Task prompt:
Locate each line below that includes "পরওয" and reproduce it.

━━━━

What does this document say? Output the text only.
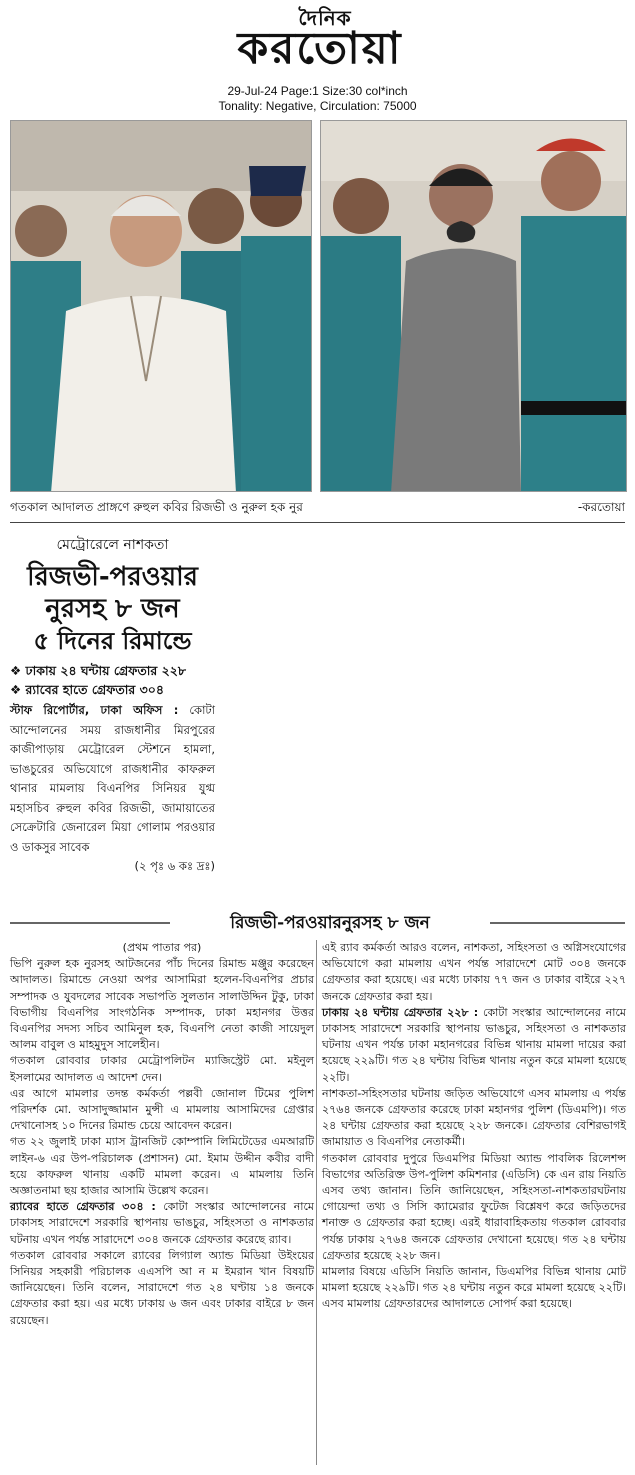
দৈনিক
করতোয়া
29-Jul-24 Page:1 Size:30 col*inch
Tonality: Negative, Circulation: 75000
গতকাল আদালত প্রাঙ্গণে রুহুল কবির রিজভী ও নুরুল হক নুর	-করতোয়া
মেট্রোরেলে নাশকতা
রিজভী-পরওয়ার
নুরসহ ৮ জন
৫ দিনের রিমান্ডে
❖ ঢাকায় ২৪ ঘন্টায় গ্রেফতার ২২৮
❖ র‌্যাবের হাতে গ্রেফতার ৩০৪
স্টাফ রিপোর্টার, ঢাকা অফিস : কোটা আন্দোলনের সময় রাজধানীর মিরপুরের কাজীপাড়ায় মেট্রোরেল স্টেশনে হামলা, ভাঙচুরের অভিযোগে রাজধানীর কাফরুল থানার মামলায় বিএনপির সিনিয়র যুগ্ম মহাসচিব রুহুল কবির রিজভী, জামায়াতের সেক্রেটারি জেনারেল মিয়া গোলাম পরওয়ার ও ডাকসুর সাবেক
(২ পৃঃ ৬ কঃ দ্রঃ)
রিজভী-পরওয়ারনুরসহ ৮ জন
(প্রথম পাতার পর)

ভিপি নুরুল হক নুরসহ আটজনের পাঁচ দিনের রিমান্ড মঞ্জুর করেছেন আদালত। রিমান্ডে নেওয়া অপর আসামিরা হলেন-বিএনপির প্রচার সম্পাদক ও যুবদলের সাবেক সভাপতি সুলতান সালাউদ্দিন টুকু, ঢাকা বিভাগীয় বিএনপির সাংগঠনিক সম্পাদক, ঢাকা মহানগর উত্তর বিএনপির সদস্য সচিব আমিনুল হক, বিএনপি নেতা কাজী সায়েদুল আলম বাবুল ও মাহমুদুস সালেহীন।

গতকাল রোববার ঢাকার মেট্রোপলিটন ম্যাজিস্ট্রেট মো. মইনুল ইসলামের আদালত এ আদেশ দেন।

এর আগে মামলার তদন্ত কর্মকর্তা পল্লবী জোনাল টিমের পুলিশ পরিদর্শক মো. আসাদুজ্জামান মুন্সী এ মামলায় আসামিদের গ্রেপ্তার দেখানোসহ ১০ দিনের রিমান্ড চেয়ে আবেদন করেন।

গত ২২ জুলাই ঢাকা ম্যাস ট্রানজিট কোম্পানি লিমিটেডের এমআরটি লাইন-৬ এর উপ-পরিচালক (প্রশাসন) মো. ইমাম উদ্দীন কবীর বাদী হয়ে কাফরুল থানায় একটি মামলা করেন। এ মামলায় তিনি অজ্ঞাতনামা ছয় হাজার আসামি উল্লেখ করেন।

র‌্যাবের হাতে গ্রেফতার ৩০৪ : কোটা সংস্কার আন্দোলনের নামে ঢাকাসহ সারাদেশে সরকারি স্থাপনায় ভাঙচুর, সহিংসতা ও নাশকতার ঘটনায় এখন পর্যন্ত সারাদেশে ৩০৪ জনকে গ্রেফতার করেছে র‌্যাব।

গতকাল রোববার সকালে র‌্যাবের লিগ্যাল অ্যান্ড মিডিয়া উইংয়ের সিনিয়র সহকারী পরিচালক এএসপি আ ন ম ইমরান খান বিষয়টি জানিয়েছেন। তিনি বলেন, সারাদেশে গত ২৪ ঘণ্টায় ১৪ জনকে গ্রেফতার করা হয়। এর মধ্যে ঢাকায় ৬ জন এবং ঢাকার বাইরে ৮ জন রয়েছেন।

এই র‌্যাব কর্মকর্তা আরও বলেন, নাশকতা, সহিংসতা ও অগ্নিসংযোগের অভিযোগে করা মামলায় এখন পর্যন্ত সারাদেশে মোট ৩০৪ জনকে গ্রেফতার করা হয়েছে। এর মধ্যে ঢাকায় ৭৭ জন ও ঢাকার বাইরে ২২৭ জনকে গ্রেফতার করা হয়।

ঢাকায় ২৪ ঘন্টায় গ্রেফতার ২২৮ : কোটা সংস্কার আন্দোলনের নামে ঢাকাসহ সারাদেশে সরকারি স্থাপনায় ভাঙচুর, সহিংসতা ও নাশকতার ঘটনায় এখন পর্যন্ত ঢাকা মহানগরের বিভিন্ন থানায় মামলা দায়ের করা হয়েছে ২২৯টি। গত ২৪ ঘন্টায় বিভিন্ন থানায় নতুন করে মামলা হয়েছে ২২টি।

নাশকতা-সহিংসতার ঘটনায় জড়িত অভিযোগে এসব মামলায় এ পর্যন্ত ২৭৬৪ জনকে গ্রেফতার করেছে ঢাকা মহানগর পুলিশ (ডিএমপি)। গত ২৪ ঘন্টায় গ্রেফতার করা হয়েছে ২২৮ জনকে। গ্রেফতার বেশিরভাগই জামায়াত ও বিএনপির নেতাকর্মী।

গতকাল রোববার দুপুরে ডিএমপির মিডিয়া অ্যান্ড পাবলিক রিলেশন্স বিভাগের অতিরিক্ত উপ-পুলিশ কমিশনার (এডিসি) কে এন রায় নিয়তি এসব তথ্য জানান। তিনি জানিয়েছেন, সহিংসতা-নাশকতারঘটনায় গোয়েন্দা তথ্য ও সিসি ক্যামেরার ফুটেজ বিশ্লেষণ করে জড়িতদের শনাক্ত ও গ্রেফতার করা হচ্ছে। এরই ধারাবাহিকতায় গতকাল রোববার পর্যন্ত ঢাকায় ২৭৬৪ জনকে গ্রেফতার দেখানো হয়েছে। গত ২৪ ঘন্টায় গ্রেফতার হয়েছে ২২৮ জন।

মামলার বিষয়ে এডিসি নিয়তি জানান, ডিএমপির বিভিন্ন থানায় মোট মামলা হয়েছে ২২৯টি। গত ২৪ ঘন্টায় নতুন করে মামলা হয়েছে ২২টি। এসব মামলায় গ্রেফতারদের আদালতে সোপর্দ করা হয়েছে।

━━━━

Problem solution:
রিজভী-পরওয়ার
স্টাফ রিপোর্টার, ঢাকা অফিস : কোটা আন্দোলনের সময় রাজধানীর মিরপুরের কাজীপাড়ায় মেট্রোরেল স্টেশনে হামলা, ভাঙচুরের অভিযোগে রাজধানীর কাফরুল থানার মামলায় বিএনপির সিনিয়র যুগ্ম মহাসচিব রুহুল কবির রিজভী, জামায়াতের সেক্রেটারি জেনারেল মিয়া গোলাম পরওয়ার ও ডাকসুর সাবেক
রিজভী-পরওয়ারনুরসহ ৮ জন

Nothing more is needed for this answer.